Problem details: Rewrite the listing below, changing "screw-dot" to "screw-hole" everywhere and leaving everything else untouched. Don't include the pictures.

Supplied records:
--------------------------------
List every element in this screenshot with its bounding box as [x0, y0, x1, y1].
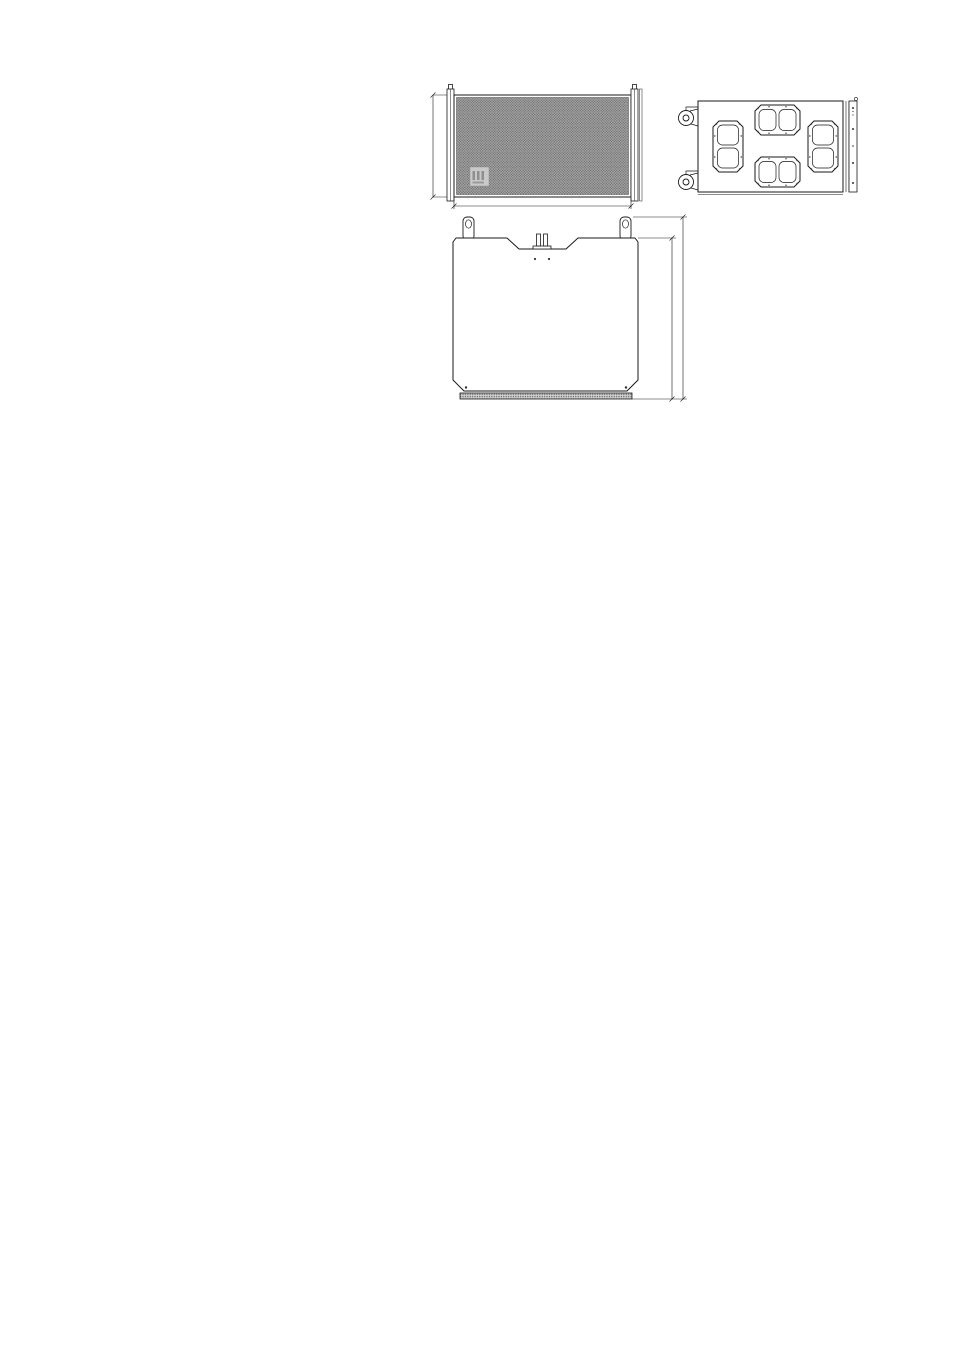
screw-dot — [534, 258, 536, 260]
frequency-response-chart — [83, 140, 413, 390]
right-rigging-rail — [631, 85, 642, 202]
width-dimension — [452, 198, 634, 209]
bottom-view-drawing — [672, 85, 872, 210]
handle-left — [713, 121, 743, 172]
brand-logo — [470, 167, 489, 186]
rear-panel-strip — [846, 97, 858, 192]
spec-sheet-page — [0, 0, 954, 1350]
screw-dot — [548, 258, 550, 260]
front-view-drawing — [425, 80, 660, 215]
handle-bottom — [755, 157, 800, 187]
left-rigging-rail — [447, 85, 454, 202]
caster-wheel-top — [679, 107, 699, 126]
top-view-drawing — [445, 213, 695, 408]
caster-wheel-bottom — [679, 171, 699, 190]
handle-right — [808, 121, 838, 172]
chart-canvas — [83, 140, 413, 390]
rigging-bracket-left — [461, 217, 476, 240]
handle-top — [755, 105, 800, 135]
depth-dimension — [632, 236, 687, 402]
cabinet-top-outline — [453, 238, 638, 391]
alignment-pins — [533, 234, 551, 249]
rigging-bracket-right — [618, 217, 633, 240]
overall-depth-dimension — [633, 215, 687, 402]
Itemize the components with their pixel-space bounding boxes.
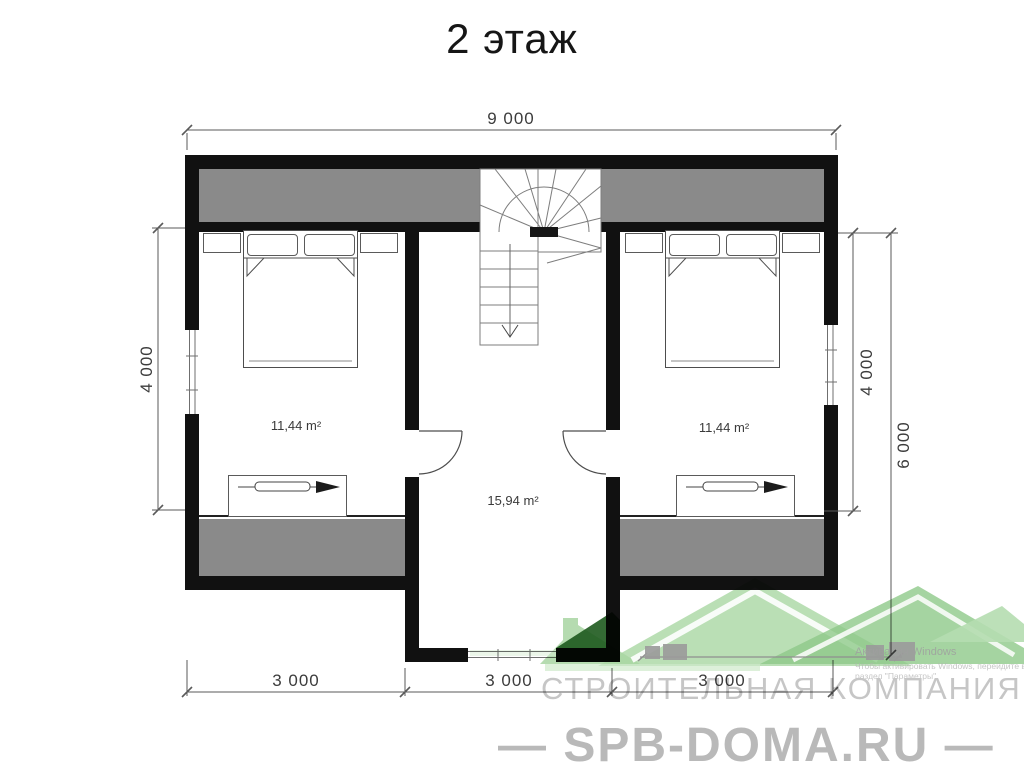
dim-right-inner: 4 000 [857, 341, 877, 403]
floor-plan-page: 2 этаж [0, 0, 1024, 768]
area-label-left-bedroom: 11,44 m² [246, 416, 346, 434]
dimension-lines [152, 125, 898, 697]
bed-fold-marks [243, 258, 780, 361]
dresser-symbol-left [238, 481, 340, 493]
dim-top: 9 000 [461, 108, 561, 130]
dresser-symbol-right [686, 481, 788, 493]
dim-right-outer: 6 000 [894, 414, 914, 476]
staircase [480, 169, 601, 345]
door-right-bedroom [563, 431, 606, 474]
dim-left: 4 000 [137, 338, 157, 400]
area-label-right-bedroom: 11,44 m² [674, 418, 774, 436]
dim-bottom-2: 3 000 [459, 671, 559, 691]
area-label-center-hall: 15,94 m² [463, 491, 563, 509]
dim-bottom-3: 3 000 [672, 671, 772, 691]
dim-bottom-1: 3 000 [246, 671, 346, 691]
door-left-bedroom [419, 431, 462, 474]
--------------------------------
The answer:
List every element in this screenshot with its bounding box as [x0, y0, x1, y1].
screw-hole — [534, 258, 536, 260]
frequency-response-chart — [83, 140, 413, 390]
right-rigging-rail — [631, 85, 642, 202]
width-dimension — [452, 198, 634, 209]
bottom-view-drawing — [672, 85, 872, 210]
handle-left — [713, 121, 743, 172]
brand-logo — [470, 167, 489, 186]
rear-panel-strip — [846, 97, 858, 192]
spec-sheet-page — [0, 0, 954, 1350]
screw-hole — [548, 258, 550, 260]
front-view-drawing — [425, 80, 660, 215]
handle-bottom — [755, 157, 800, 187]
left-rigging-rail — [447, 85, 454, 202]
caster-wheel-top — [679, 107, 699, 126]
top-view-drawing — [445, 213, 695, 408]
caster-wheel-bottom — [679, 171, 699, 190]
handle-right — [808, 121, 838, 172]
chart-canvas — [83, 140, 413, 390]
rigging-bracket-left — [461, 217, 476, 240]
handle-top — [755, 105, 800, 135]
depth-dimension — [632, 236, 687, 402]
cabinet-top-outline — [453, 238, 638, 391]
alignment-pins — [533, 234, 551, 249]
rigging-bracket-right — [618, 217, 633, 240]
overall-depth-dimension — [633, 215, 687, 402]
Itemize the components with their pixel-space bounding boxes.
dim-right-inner: 4 000 [857, 341, 877, 403]
floor-plan-page: 2 этаж [0, 0, 1024, 768]
area-label-left-bedroom: 11,44 m² [246, 416, 346, 434]
dimension-lines [152, 125, 898, 697]
bed-fold-marks [243, 258, 780, 361]
dresser-symbol-left [238, 481, 340, 493]
dim-top: 9 000 [461, 108, 561, 130]
dresser-symbol-right [686, 481, 788, 493]
dim-right-outer: 6 000 [894, 414, 914, 476]
staircase [480, 169, 601, 345]
door-right-bedroom [563, 431, 606, 474]
dim-left: 4 000 [137, 338, 157, 400]
area-label-right-bedroom: 11,44 m² [674, 418, 774, 436]
dim-bottom-2: 3 000 [459, 671, 559, 691]
area-label-center-hall: 15,94 m² [463, 491, 563, 509]
dim-bottom-3: 3 000 [672, 671, 772, 691]
dim-bottom-1: 3 000 [246, 671, 346, 691]
door-left-bedroom [419, 431, 462, 474]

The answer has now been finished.